Output all entries verbatim. Skip pictures.

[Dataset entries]
+ + +

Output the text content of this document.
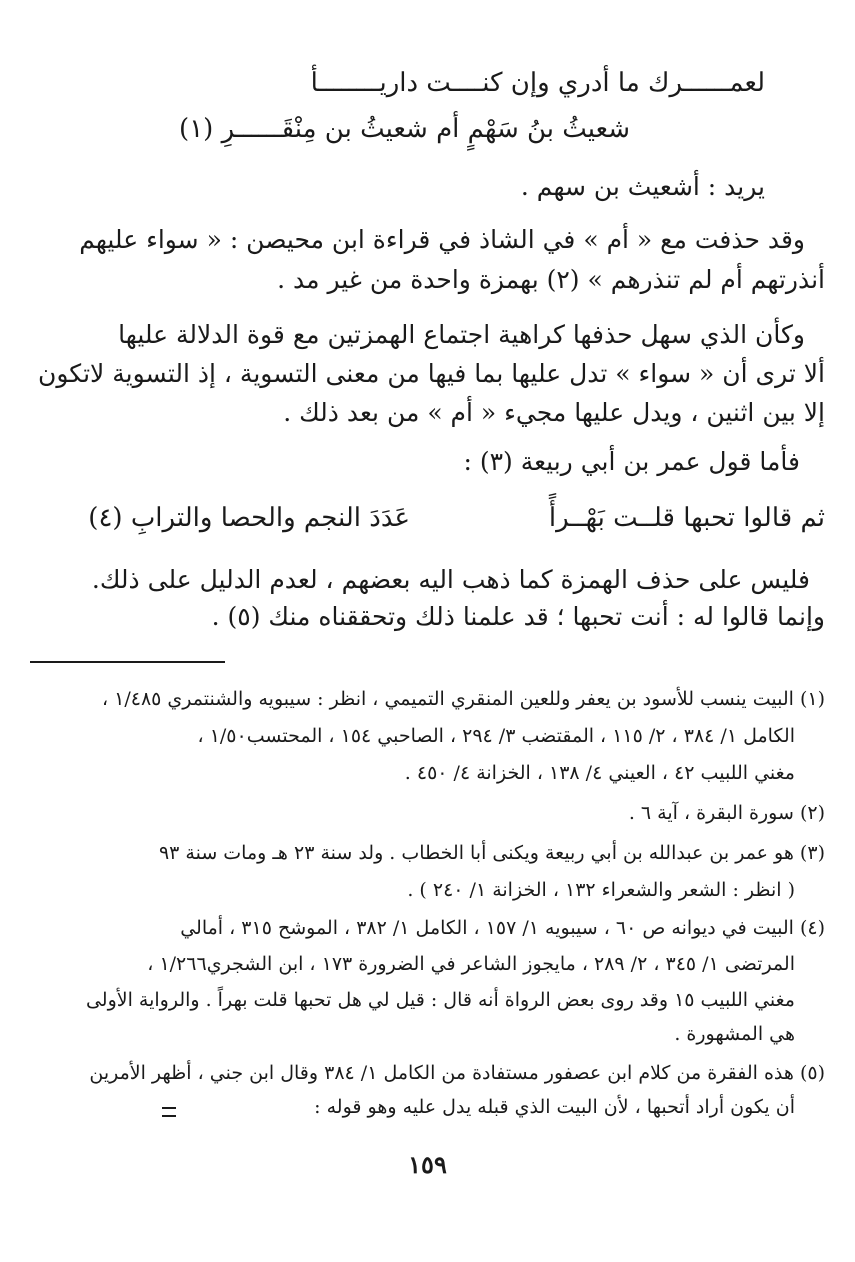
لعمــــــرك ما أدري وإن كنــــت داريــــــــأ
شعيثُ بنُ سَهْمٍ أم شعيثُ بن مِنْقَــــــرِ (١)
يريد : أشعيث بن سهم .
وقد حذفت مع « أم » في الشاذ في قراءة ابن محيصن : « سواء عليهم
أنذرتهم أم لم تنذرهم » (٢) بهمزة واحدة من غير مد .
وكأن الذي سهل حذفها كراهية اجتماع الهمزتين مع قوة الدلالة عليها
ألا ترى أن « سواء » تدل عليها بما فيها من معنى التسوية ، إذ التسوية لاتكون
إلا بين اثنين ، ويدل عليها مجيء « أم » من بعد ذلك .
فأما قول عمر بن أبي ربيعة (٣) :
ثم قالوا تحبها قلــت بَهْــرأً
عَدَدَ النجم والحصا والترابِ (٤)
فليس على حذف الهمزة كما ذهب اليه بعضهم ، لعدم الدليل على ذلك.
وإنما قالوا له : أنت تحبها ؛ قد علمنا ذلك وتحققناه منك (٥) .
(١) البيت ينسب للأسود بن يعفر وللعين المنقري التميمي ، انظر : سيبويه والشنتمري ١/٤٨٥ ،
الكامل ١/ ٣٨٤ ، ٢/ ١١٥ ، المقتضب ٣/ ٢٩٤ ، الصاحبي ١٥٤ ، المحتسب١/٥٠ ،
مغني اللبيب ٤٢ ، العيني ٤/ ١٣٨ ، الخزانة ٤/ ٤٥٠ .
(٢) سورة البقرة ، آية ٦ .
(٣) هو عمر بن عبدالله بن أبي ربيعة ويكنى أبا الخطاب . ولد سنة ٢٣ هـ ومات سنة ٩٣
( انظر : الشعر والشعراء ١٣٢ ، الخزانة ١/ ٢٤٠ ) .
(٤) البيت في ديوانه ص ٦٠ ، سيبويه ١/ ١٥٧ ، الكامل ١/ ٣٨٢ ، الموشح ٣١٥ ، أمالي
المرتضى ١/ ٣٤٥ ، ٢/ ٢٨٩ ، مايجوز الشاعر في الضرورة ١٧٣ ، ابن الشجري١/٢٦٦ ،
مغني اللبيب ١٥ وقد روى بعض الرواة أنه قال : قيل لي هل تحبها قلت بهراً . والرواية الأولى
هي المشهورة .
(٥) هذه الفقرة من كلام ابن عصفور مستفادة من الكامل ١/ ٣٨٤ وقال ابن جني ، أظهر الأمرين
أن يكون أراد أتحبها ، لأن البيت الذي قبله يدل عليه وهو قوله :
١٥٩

+ + +

> [Written answer]:
Output the text content of this document.
لعمــــــرك ما أدري وإن كنــــت داريــــــــأ
شعيثُ بنُ سَهْمٍ أم شعيثُ بن مِنْقَــــــرِ (١)
يريد : أشعيث بن سهم .
وقد حذفت مع « أم » في الشاذ في قراءة ابن محيصن : « سواء عليهم
أنذرتهم أم لم تنذرهم » (٢) بهمزة واحدة من غير مد .
وكأن الذي سهل حذفها كراهية اجتماع الهمزتين مع قوة الدلالة عليها
ألا ترى أن « سواء » تدل عليها بما فيها من معنى التسوية ، إذ التسوية لاتكون
إلا بين اثنين ، ويدل عليها مجيء « أم » من بعد ذلك .
فأما قول عمر بن أبي ربيعة (٣) :
ثم قالوا تحبها قلــت بَهْــرأً
عَدَدَ النجم والحصا والترابِ (٤)
فليس على حذف الهمزة كما ذهب اليه بعضهم ، لعدم الدليل على ذلك.
وإنما قالوا له : أنت تحبها ؛ قد علمنا ذلك وتحققناه منك (٥) .
(١) البيت ينسب للأسود بن يعفر وللعين المنقري التميمي ، انظر : سيبويه والشنتمري ١/٤٨٥ ،
الكامل ١/ ٣٨٤ ، ٢/ ١١٥ ، المقتضب ٣/ ٢٩٤ ، الصاحبي ١٥٤ ، المحتسب١/٥٠ ،
مغني اللبيب ٤٢ ، العيني ٤/ ١٣٨ ، الخزانة ٤/ ٤٥٠ .
(٢) سورة البقرة ، آية ٦ .
(٣) هو عمر بن عبدالله بن أبي ربيعة ويكنى أبا الخطاب . ولد سنة ٢٣ هـ ومات سنة ٩٣
( انظر : الشعر والشعراء ١٣٢ ، الخزانة ١/ ٢٤٠ ) .
(٤) البيت في ديوانه ص ٦٠ ، سيبويه ١/ ١٥٧ ، الكامل ١/ ٣٨٢ ، الموشح ٣١٥ ، أمالي
المرتضى ١/ ٣٤٥ ، ٢/ ٢٨٩ ، مايجوز الشاعر في الضرورة ١٧٣ ، ابن الشجري١/٢٦٦ ،
مغني اللبيب ١٥ وقد روى بعض الرواة أنه قال : قيل لي هل تحبها قلت بهراً . والرواية الأولى
هي المشهورة .
(٥) هذه الفقرة من كلام ابن عصفور مستفادة من الكامل ١/ ٣٨٤ وقال ابن جني ، أظهر الأمرين
أن يكون أراد أتحبها ، لأن البيت الذي قبله يدل عليه وهو قوله :
١٥٩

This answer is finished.